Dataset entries
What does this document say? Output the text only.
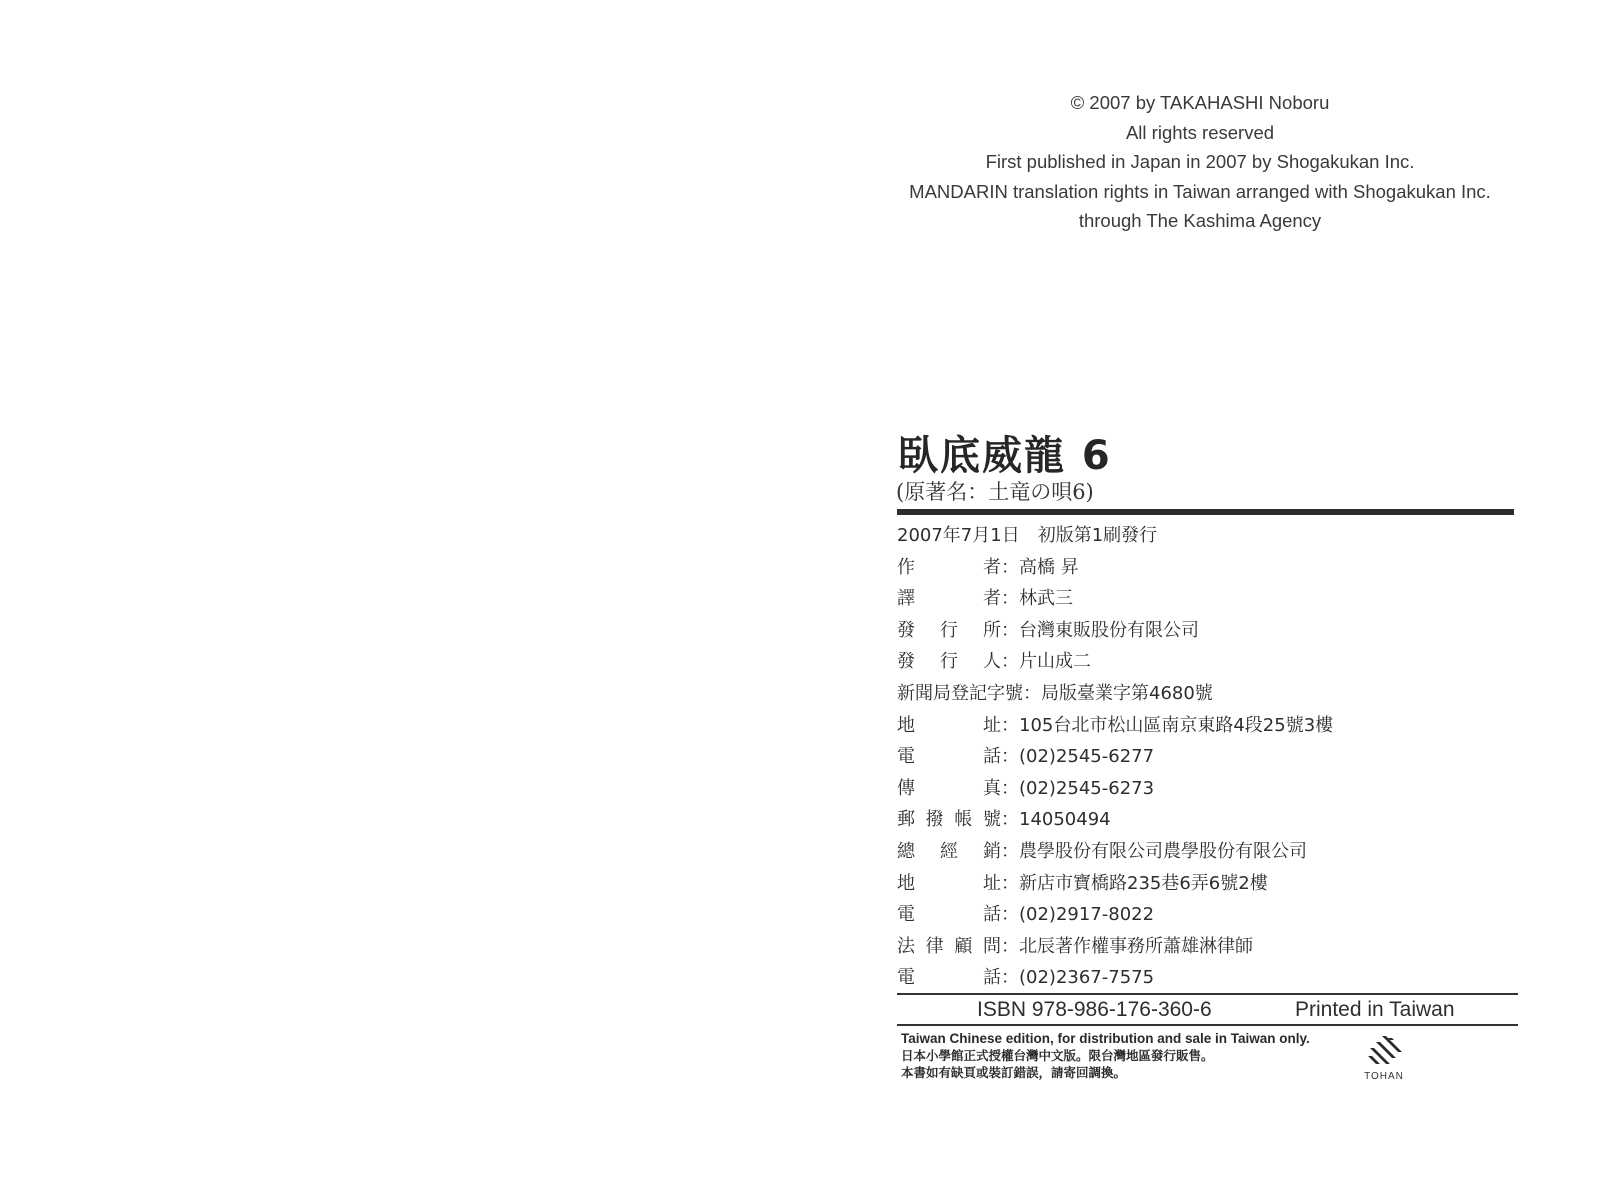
© 2007 by TAKAHASHI Noboru
All rights reserved
First published in Japan in 2007 by Shogakukan Inc.
MANDARIN translation rights in Taiwan arranged with Shogakukan Inc.
through The Kashima Agency
臥底威龍 6
(原著名：土竜の唄6)
2007年7月1日　初版第1刷發行
作者 ： 高橋 昇
譯者 ： 林武三
發行所 ： 台灣東販股份有限公司
發行人 ： 片山成二
新聞局登記字號 ： 局版臺業字第4680號
地址 ： 105台北市松山區南京東路4段25號3樓
電話 ： (02)2545-6277
傳真 ： (02)2545-6273
郵撥帳號 ： 14050494
總經銷 ： 農學股份有限公司農學股份有限公司
地址 ： 新店市寶橋路235巷6弄6號2樓
電話 ： (02)2917-8022
法律顧問 ： 北辰著作權事務所蕭雄淋律師
電話 ： (02)2367-7575
ISBN 978-986-176-360-6	Printed in Taiwan
Taiwan Chinese edition, for distribution and sale in Taiwan only.
日本小學館正式授權台灣中文版。限台灣地區發行販售。
本書如有缺頁或裝訂錯誤，請寄回調換。	TOHAN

Exercise aim -
Skip the images and write out the rest of the listing exactly.

Reply to the task -
What does this document say? Output the text only.
© 2007 by TAKAHASHI Noboru
All rights reserved
First published in Japan in 2007 by Shogakukan Inc.
MANDARIN translation rights in Taiwan arranged with Shogakukan Inc.
through The Kashima Agency
臥底威龍 6
(原著名：土竜の唄6)
2007年7月1日　初版第1刷發行
作者 ： 高橋 昇
譯者 ： 林武三
發行所 ： 台灣東販股份有限公司
發行人 ： 片山成二
新聞局登記字號 ： 局版臺業字第4680號
地址 ： 105台北市松山區南京東路4段25號3樓
電話 ： (02)2545-6277
傳真 ： (02)2545-6273
郵撥帳號 ： 14050494
總經銷 ： 農學股份有限公司農學股份有限公司
地址 ： 新店市寶橋路235巷6弄6號2樓
電話 ： (02)2917-8022
法律顧問 ： 北辰著作權事務所蕭雄淋律師
電話 ： (02)2367-7575
ISBN 978-986-176-360-6	Printed in Taiwan
Taiwan Chinese edition, for distribution and sale in Taiwan only.
日本小學館正式授權台灣中文版。限台灣地區發行販售。
本書如有缺頁或裝訂錯誤，請寄回調換。	TOHAN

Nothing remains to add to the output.